> _What is expected_: Only the pictures are to be left out; set down the rest of the records exactly.

> _Records provided_:
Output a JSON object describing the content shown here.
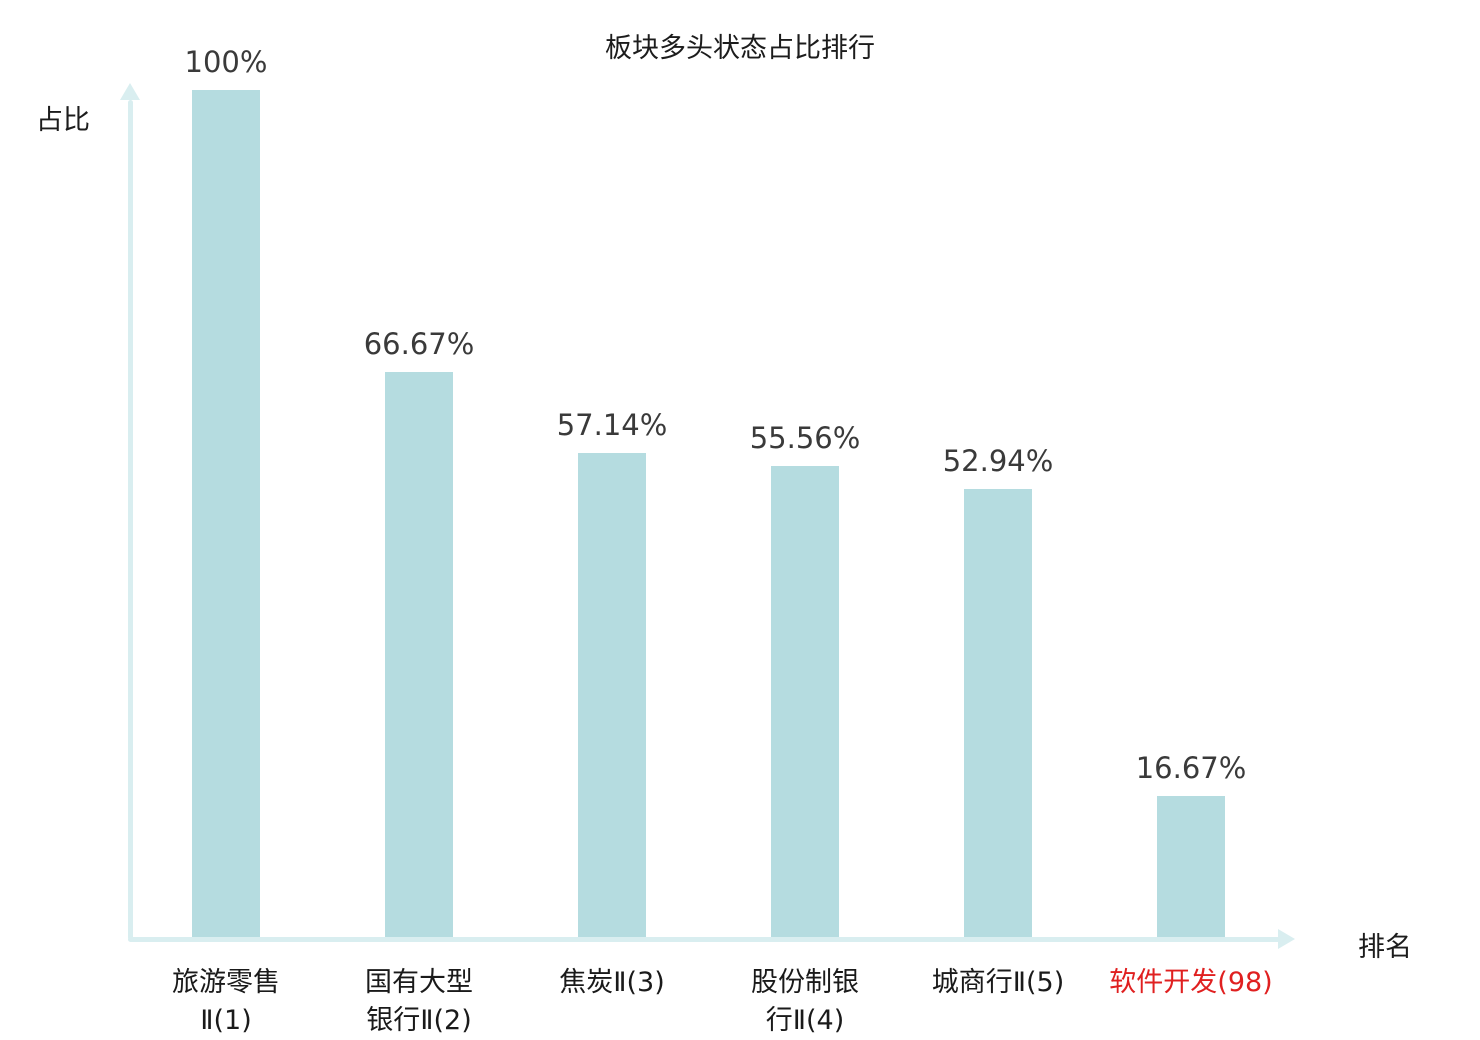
{
  "title": "板块多头状态占比排行",
  "ylabel": "占比",
  "xlabel": "排名",
  "chart_data": {
    "type": "bar",
    "categories": [
      "旅游零售\nⅡ(1)",
      "国有大型\n银行Ⅱ(2)",
      "焦炭Ⅱ(3)",
      "股份制银\n行Ⅱ(4)",
      "城商行Ⅱ(5)",
      "软件开发(98)"
    ],
    "values": [
      100,
      66.67,
      57.14,
      55.56,
      52.94,
      16.67
    ],
    "value_labels": [
      "100%",
      "66.67%",
      "57.14%",
      "55.56%",
      "52.94%",
      "16.67%"
    ],
    "highlight_index": 5,
    "bar_color": "#b5dce0",
    "axis_color": "#d9eef0",
    "label_color": "#1a1a1a",
    "highlight_label_color": "#e02020",
    "ylim": [
      0,
      100
    ],
    "grid": false,
    "legend": "none"
  }
}
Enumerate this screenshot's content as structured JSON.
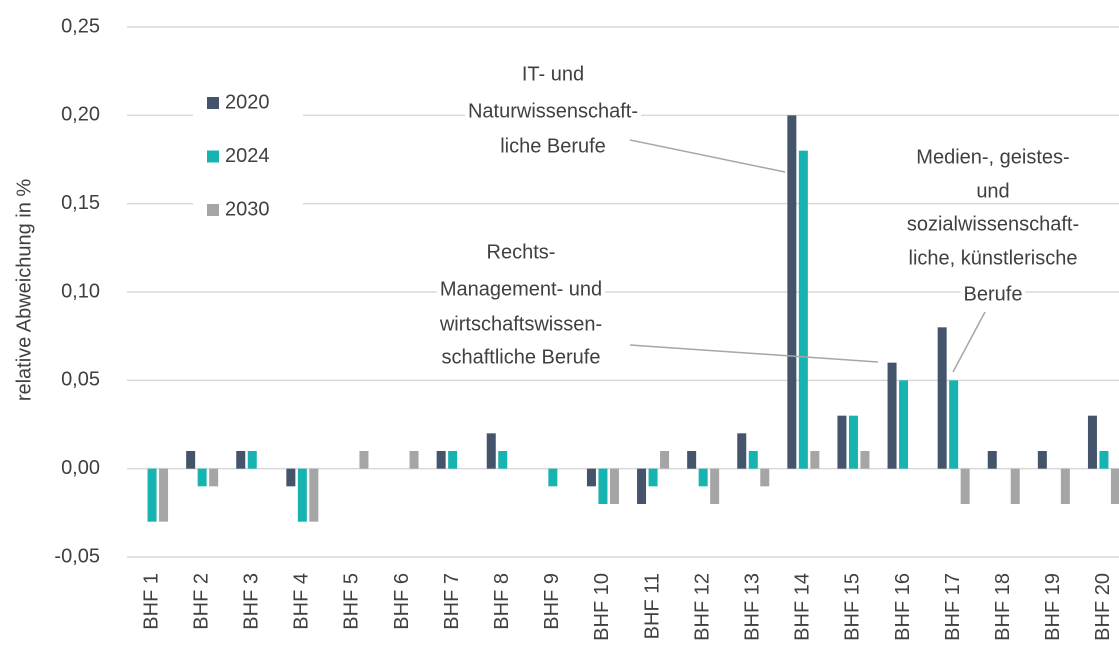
{
  "chart_data": {
    "type": "bar",
    "ylabel": "relative Abweichung in %",
    "categories": [
      "BHF 1",
      "BHF 2",
      "BHF 3",
      "BHF 4",
      "BHF 5",
      "BHF 6",
      "BHF 7",
      "BHF 8",
      "BHF 9",
      "BHF 10",
      "BHF 11",
      "BHF 12",
      "BHF 13",
      "BHF 14",
      "BHF 15",
      "BHF 16",
      "BHF 17",
      "BHF 18",
      "BHF 19",
      "BHF 20"
    ],
    "series": [
      {
        "name": "2020",
        "color": "#44546a",
        "values": [
          0,
          0.01,
          0.01,
          -0.01,
          0,
          0,
          0.01,
          0.02,
          0,
          -0.01,
          -0.02,
          0.01,
          0.02,
          0.2,
          0.03,
          0.06,
          0.08,
          0.01,
          0.01,
          0.03
        ]
      },
      {
        "name": "2024",
        "color": "#17b3b0",
        "values": [
          -0.03,
          -0.01,
          0.01,
          -0.03,
          0,
          0,
          0.01,
          0.01,
          -0.01,
          -0.02,
          -0.01,
          -0.01,
          0.01,
          0.18,
          0.03,
          0.05,
          0.05,
          0,
          0,
          0.01
        ]
      },
      {
        "name": "2030",
        "color": "#a5a5a5",
        "values": [
          -0.03,
          -0.01,
          0,
          -0.03,
          0.01,
          0.01,
          0,
          0,
          0,
          -0.02,
          0.01,
          -0.02,
          -0.01,
          0.01,
          0.01,
          0,
          -0.02,
          -0.02,
          -0.02,
          -0.02
        ]
      }
    ],
    "ylim": [
      -0.05,
      0.25
    ],
    "yticks": [
      {
        "value": -0.05,
        "label": "-0,05"
      },
      {
        "value": 0,
        "label": "0,00"
      },
      {
        "value": 0.05,
        "label": "0,05"
      },
      {
        "value": 0.1,
        "label": "0,10"
      },
      {
        "value": 0.15,
        "label": "0,15"
      },
      {
        "value": 0.2,
        "label": "0,20"
      },
      {
        "value": 0.25,
        "label": "0,25"
      }
    ],
    "grid": true,
    "legend_position": "upper left",
    "annotations": [
      {
        "lines": [
          "IT- und",
          "Naturwissenschaft-",
          "liche Berufe"
        ]
      },
      {
        "lines": [
          "Rechts-",
          "Management- und",
          "wirtschaftswissen-",
          "schaftliche Berufe"
        ]
      },
      {
        "lines": [
          "Medien-, geistes-",
          "und",
          "sozialwissenschaft-",
          "liche, künstlerische",
          "Berufe"
        ]
      }
    ]
  }
}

> _Solution for this problem_:
Output a JSON object describing the content shown here.
{
  "title": "板块多头状态占比排行",
  "ylabel": "占比",
  "xlabel": "排名",
  "chart_data": {
    "type": "bar",
    "categories": [
      "旅游零售\nⅡ(1)",
      "国有大型\n银行Ⅱ(2)",
      "焦炭Ⅱ(3)",
      "股份制银\n行Ⅱ(4)",
      "城商行Ⅱ(5)",
      "软件开发(98)"
    ],
    "values": [
      100,
      66.67,
      57.14,
      55.56,
      52.94,
      16.67
    ],
    "value_labels": [
      "100%",
      "66.67%",
      "57.14%",
      "55.56%",
      "52.94%",
      "16.67%"
    ],
    "highlight_index": 5,
    "bar_color": "#b5dce0",
    "axis_color": "#d9eef0",
    "label_color": "#1a1a1a",
    "highlight_label_color": "#e02020",
    "ylim": [
      0,
      100
    ],
    "grid": false,
    "legend": "none"
  }
}
Enumerate this screenshot's content as structured JSON.
{
  "chart_data": {
    "type": "bar",
    "ylabel": "relative Abweichung in %",
    "categories": [
      "BHF 1",
      "BHF 2",
      "BHF 3",
      "BHF 4",
      "BHF 5",
      "BHF 6",
      "BHF 7",
      "BHF 8",
      "BHF 9",
      "BHF 10",
      "BHF 11",
      "BHF 12",
      "BHF 13",
      "BHF 14",
      "BHF 15",
      "BHF 16",
      "BHF 17",
      "BHF 18",
      "BHF 19",
      "BHF 20"
    ],
    "series": [
      {
        "name": "2020",
        "color": "#44546a",
        "values": [
          0,
          0.01,
          0.01,
          -0.01,
          0,
          0,
          0.01,
          0.02,
          0,
          -0.01,
          -0.02,
          0.01,
          0.02,
          0.2,
          0.03,
          0.06,
          0.08,
          0.01,
          0.01,
          0.03
        ]
      },
      {
        "name": "2024",
        "color": "#17b3b0",
        "values": [
          -0.03,
          -0.01,
          0.01,
          -0.03,
          0,
          0,
          0.01,
          0.01,
          -0.01,
          -0.02,
          -0.01,
          -0.01,
          0.01,
          0.18,
          0.03,
          0.05,
          0.05,
          0,
          0,
          0.01
        ]
      },
      {
        "name": "2030",
        "color": "#a5a5a5",
        "values": [
          -0.03,
          -0.01,
          0,
          -0.03,
          0.01,
          0.01,
          0,
          0,
          0,
          -0.02,
          0.01,
          -0.02,
          -0.01,
          0.01,
          0.01,
          0,
          -0.02,
          -0.02,
          -0.02,
          -0.02
        ]
      }
    ],
    "ylim": [
      -0.05,
      0.25
    ],
    "yticks": [
      {
        "value": -0.05,
        "label": "-0,05"
      },
      {
        "value": 0,
        "label": "0,00"
      },
      {
        "value": 0.05,
        "label": "0,05"
      },
      {
        "value": 0.1,
        "label": "0,10"
      },
      {
        "value": 0.15,
        "label": "0,15"
      },
      {
        "value": 0.2,
        "label": "0,20"
      },
      {
        "value": 0.25,
        "label": "0,25"
      }
    ],
    "grid": true,
    "legend_position": "upper left",
    "annotations": [
      {
        "lines": [
          "IT- und",
          "Naturwissenschaft-",
          "liche Berufe"
        ]
      },
      {
        "lines": [
          "Rechts-",
          "Management- und",
          "wirtschaftswissen-",
          "schaftliche Berufe"
        ]
      },
      {
        "lines": [
          "Medien-, geistes-",
          "und",
          "sozialwissenschaft-",
          "liche, künstlerische",
          "Berufe"
        ]
      }
    ]
  }
}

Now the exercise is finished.